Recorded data
-------------------------

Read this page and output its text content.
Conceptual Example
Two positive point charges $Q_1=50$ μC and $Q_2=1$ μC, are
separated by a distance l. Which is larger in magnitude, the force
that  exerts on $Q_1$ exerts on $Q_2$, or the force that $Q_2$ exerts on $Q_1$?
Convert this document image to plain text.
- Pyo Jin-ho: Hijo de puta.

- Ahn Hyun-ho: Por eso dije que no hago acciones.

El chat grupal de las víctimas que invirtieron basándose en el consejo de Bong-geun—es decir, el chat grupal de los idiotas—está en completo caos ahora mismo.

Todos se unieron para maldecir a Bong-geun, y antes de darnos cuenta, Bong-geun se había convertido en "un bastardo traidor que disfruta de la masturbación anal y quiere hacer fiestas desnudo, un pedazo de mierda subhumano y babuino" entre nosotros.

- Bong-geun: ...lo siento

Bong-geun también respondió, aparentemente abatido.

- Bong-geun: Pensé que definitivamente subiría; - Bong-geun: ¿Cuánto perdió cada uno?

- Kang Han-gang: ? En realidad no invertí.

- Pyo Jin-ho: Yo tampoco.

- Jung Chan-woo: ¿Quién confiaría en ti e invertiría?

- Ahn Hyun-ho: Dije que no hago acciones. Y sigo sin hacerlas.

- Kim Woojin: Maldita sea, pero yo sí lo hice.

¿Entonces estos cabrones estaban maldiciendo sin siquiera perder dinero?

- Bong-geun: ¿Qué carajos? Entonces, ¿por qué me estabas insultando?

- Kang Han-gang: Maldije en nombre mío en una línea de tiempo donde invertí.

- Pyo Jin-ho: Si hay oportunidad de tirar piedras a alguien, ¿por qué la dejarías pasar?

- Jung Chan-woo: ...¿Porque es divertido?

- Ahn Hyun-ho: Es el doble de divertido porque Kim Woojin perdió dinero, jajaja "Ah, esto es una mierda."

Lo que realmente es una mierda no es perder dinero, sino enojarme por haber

-------------------------

--- Direction ---
Gather each line from the listing above that holds "Woojin".

--- Task answer ---
- Kim Woojin: Maldita sea, pero yo sí lo hice.
- Ahn Hyun-ho: Es el doble de divertido porque Kim Woojin perdió dinero, jajaja "Ah, esto es una mierda."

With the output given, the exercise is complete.